*Task description*
Edit the lines below by changing "cell-gruppi" to "cell-gruppi-target" everywhere it appears, leaving everything else unchanged. Omit the pictures from your answer.

START Source data

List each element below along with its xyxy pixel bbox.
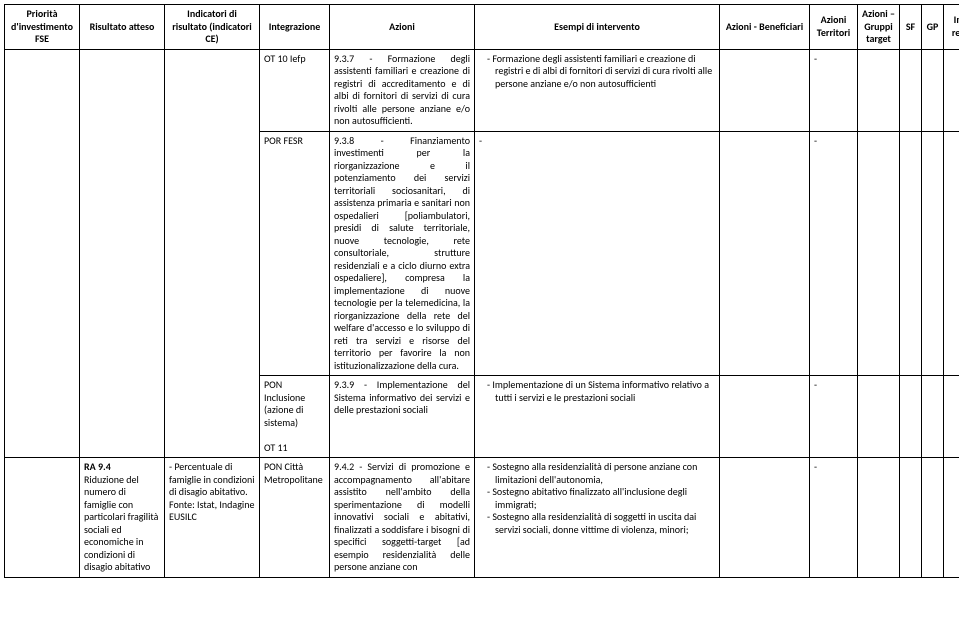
indicatori-text-b: Fonte: Istat, Indagine EUSILC (169, 498, 254, 524)
header-priorita: Priorità d'investimento FSE (5, 5, 80, 50)
esempi-item: Implementazione di un Sistema informativ… (487, 379, 715, 404)
cell-integrazione: OT 10 Iefp (260, 49, 330, 131)
cell-azioni: 9.3.7 - Formazione degli assistenti fami… (330, 49, 475, 131)
table-row: OT 10 Iefp 9.3.7 - Formazione degli assi… (5, 49, 959, 131)
header-azioni: Azioni (330, 5, 475, 50)
cell-integrazione: PON Inclusione (azione di sistema) OT 11 (260, 376, 330, 458)
cell-indicatori-real (944, 131, 959, 376)
esempi-item: Sostegno alla residenzialità di soggetti… (487, 511, 715, 536)
cell-gp (922, 376, 944, 458)
cell-territori: - (810, 458, 858, 578)
cell-integrazione: POR FESR (260, 131, 330, 376)
cell-integrazione: PON Città Metropolitane (260, 458, 330, 578)
table-header: Priorità d'investimento FSE Risultato at… (5, 5, 959, 50)
ra-code: RA 9.4 (84, 460, 111, 473)
cell-beneficiari (720, 49, 810, 131)
cell-esempi: Sostegno alla residenzialità di persone … (475, 458, 720, 578)
cell-esempi: - (475, 131, 720, 376)
cell-sf (900, 458, 922, 578)
cell-territori: - (810, 131, 858, 376)
cell-indicatori-real (944, 458, 959, 578)
header-risultato: Risultato atteso (80, 5, 165, 50)
header-territori: Azioni Territori (810, 5, 858, 50)
cell-gp (922, 49, 944, 131)
integrazione-text-b: OT 11 (264, 441, 288, 454)
esempi-item: Formazione degli assistenti familiari e … (487, 53, 715, 91)
cell-gp (922, 131, 944, 376)
header-gp: GP (922, 5, 944, 50)
cell-territori: - (810, 49, 858, 131)
cell-gp (922, 458, 944, 578)
cell-sf (900, 49, 922, 131)
cell-azioni: 9.3.9 - Implementazione del Sistema info… (330, 376, 475, 458)
cell-territori: - (810, 376, 858, 458)
cell-gruppi (858, 458, 900, 578)
esempi-item: Sostegno abitativo finalizzato all'inclu… (487, 486, 715, 511)
cell-risultato: RA 9.4 Riduzione del numero di famiglie … (80, 458, 165, 578)
header-gruppi: Azioni – Gruppi target (858, 5, 900, 50)
indicatori-text-a: - Percentuale di famiglie in condizioni … (169, 460, 255, 498)
cell-sf (900, 131, 922, 376)
cell-indicatori-real (944, 49, 959, 131)
header-integrazione: Integrazione (260, 5, 330, 50)
main-table: Priorità d'investimento FSE Risultato at… (4, 4, 959, 578)
cell-gruppi (858, 376, 900, 458)
cell-indicatori-real (944, 376, 959, 458)
cell-azioni: 9.4.2 - Servizi di promozione e accompag… (330, 458, 475, 578)
cell-esempi: Formazione degli assistenti familiari e … (475, 49, 720, 131)
cell-beneficiari (720, 376, 810, 458)
cell-azioni: 9.3.8 - Finanziamento investimenti per l… (330, 131, 475, 376)
header-indicatori-ce: Indicatori di risultato (indicatori CE) (165, 5, 260, 50)
header-beneficiari: Azioni - Beneficiari (720, 5, 810, 50)
cell-indicatori-ce: - Percentuale di famiglie in condizioni … (165, 458, 260, 578)
cell-gruppi (858, 49, 900, 131)
cell-beneficiari (720, 458, 810, 578)
cell-gruppi (858, 131, 900, 376)
header-esempi: Esempi di intervento (475, 5, 720, 50)
ra-desc: Riduzione del numero di famiglie con par… (84, 473, 158, 574)
header-sf: SF (900, 5, 922, 50)
cell-beneficiari (720, 131, 810, 376)
integrazione-text-a: PON Inclusione (azione di sistema) (264, 378, 305, 429)
header-indicatori-real: Indicatori di realizzazione (944, 5, 959, 50)
cell-priorita (5, 458, 80, 578)
cell-indicatori-ce (165, 49, 260, 458)
cell-esempi: Implementazione di un Sistema informativ… (475, 376, 720, 458)
cell-risultato (80, 49, 165, 458)
cell-sf (900, 376, 922, 458)
table-row: RA 9.4 Riduzione del numero di famiglie … (5, 458, 959, 578)
cell-priorita (5, 49, 80, 458)
esempi-item: Sostegno alla residenzialità di persone … (487, 461, 715, 486)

END Source data

*Completed exercise*
List each element below along with its xyxy pixel bbox.
indicatori-text-b: Fonte: Istat, Indagine EUSILC (169, 498, 254, 524)
header-priorita: Priorità d'investimento FSE (5, 5, 80, 50)
esempi-item: Implementazione di un Sistema informativ… (487, 379, 715, 404)
cell-integrazione: OT 10 Iefp (260, 49, 330, 131)
cell-azioni: 9.3.7 - Formazione degli assistenti fami… (330, 49, 475, 131)
table-row: OT 10 Iefp 9.3.7 - Formazione degli assi… (5, 49, 959, 131)
header-azioni: Azioni (330, 5, 475, 50)
cell-integrazione: PON Inclusione (azione di sistema) OT 11 (260, 376, 330, 458)
cell-indicatori-real (944, 131, 959, 376)
esempi-item: Sostegno alla residenzialità di soggetti… (487, 511, 715, 536)
cell-gp (922, 376, 944, 458)
cell-territori: - (810, 458, 858, 578)
cell-integrazione: POR FESR (260, 131, 330, 376)
cell-integrazione: PON Città Metropolitane (260, 458, 330, 578)
table-header: Priorità d'investimento FSE Risultato at… (5, 5, 959, 50)
ra-code: RA 9.4 (84, 460, 111, 473)
cell-beneficiari (720, 49, 810, 131)
cell-esempi: Sostegno alla residenzialità di persone … (475, 458, 720, 578)
cell-esempi: - (475, 131, 720, 376)
cell-sf (900, 458, 922, 578)
cell-territori: - (810, 131, 858, 376)
cell-indicatori-real (944, 458, 959, 578)
header-risultato: Risultato atteso (80, 5, 165, 50)
header-territori: Azioni Territori (810, 5, 858, 50)
cell-gp (922, 49, 944, 131)
integrazione-text-b: OT 11 (264, 441, 288, 454)
esempi-item: Formazione degli assistenti familiari e … (487, 53, 715, 91)
cell-gp (922, 131, 944, 376)
header-gp: GP (922, 5, 944, 50)
cell-territori: - (810, 49, 858, 131)
cell-gp (922, 458, 944, 578)
cell-sf (900, 49, 922, 131)
cell-azioni: 9.3.9 - Implementazione del Sistema info… (330, 376, 475, 458)
cell-territori: - (810, 376, 858, 458)
cell-gruppi-target (858, 458, 900, 578)
esempi-item: Sostegno abitativo finalizzato all'inclu… (487, 486, 715, 511)
cell-risultato: RA 9.4 Riduzione del numero di famiglie … (80, 458, 165, 578)
header-gruppi: Azioni – Gruppi target (858, 5, 900, 50)
indicatori-text-a: - Percentuale di famiglie in condizioni … (169, 460, 255, 498)
cell-sf (900, 131, 922, 376)
cell-indicatori-real (944, 49, 959, 131)
header-integrazione: Integrazione (260, 5, 330, 50)
main-table: Priorità d'investimento FSE Risultato at… (4, 4, 959, 578)
cell-gruppi-target (858, 376, 900, 458)
cell-indicatori-real (944, 376, 959, 458)
cell-azioni: 9.4.2 - Servizi di promozione e accompag… (330, 458, 475, 578)
cell-esempi: Formazione degli assistenti familiari e … (475, 49, 720, 131)
cell-beneficiari (720, 376, 810, 458)
cell-azioni: 9.3.8 - Finanziamento investimenti per l… (330, 131, 475, 376)
header-indicatori-ce: Indicatori di risultato (indicatori CE) (165, 5, 260, 50)
header-beneficiari: Azioni - Beneficiari (720, 5, 810, 50)
cell-indicatori-ce: - Percentuale di famiglie in condizioni … (165, 458, 260, 578)
cell-gruppi-target (858, 49, 900, 131)
cell-beneficiari (720, 458, 810, 578)
cell-gruppi-target (858, 131, 900, 376)
header-esempi: Esempi di intervento (475, 5, 720, 50)
ra-desc: Riduzione del numero di famiglie con par… (84, 473, 158, 574)
header-sf: SF (900, 5, 922, 50)
cell-beneficiari (720, 131, 810, 376)
integrazione-text-a: PON Inclusione (azione di sistema) (264, 378, 305, 429)
header-indicatori-real: Indicatori di realizzazione (944, 5, 959, 50)
cell-priorita (5, 458, 80, 578)
cell-indicatori-ce (165, 49, 260, 458)
cell-esempi: Implementazione di un Sistema informativ… (475, 376, 720, 458)
cell-risultato (80, 49, 165, 458)
cell-sf (900, 376, 922, 458)
table-row: RA 9.4 Riduzione del numero di famiglie … (5, 458, 959, 578)
cell-priorita (5, 49, 80, 458)
esempi-item: Sostegno alla residenzialità di persone … (487, 461, 715, 486)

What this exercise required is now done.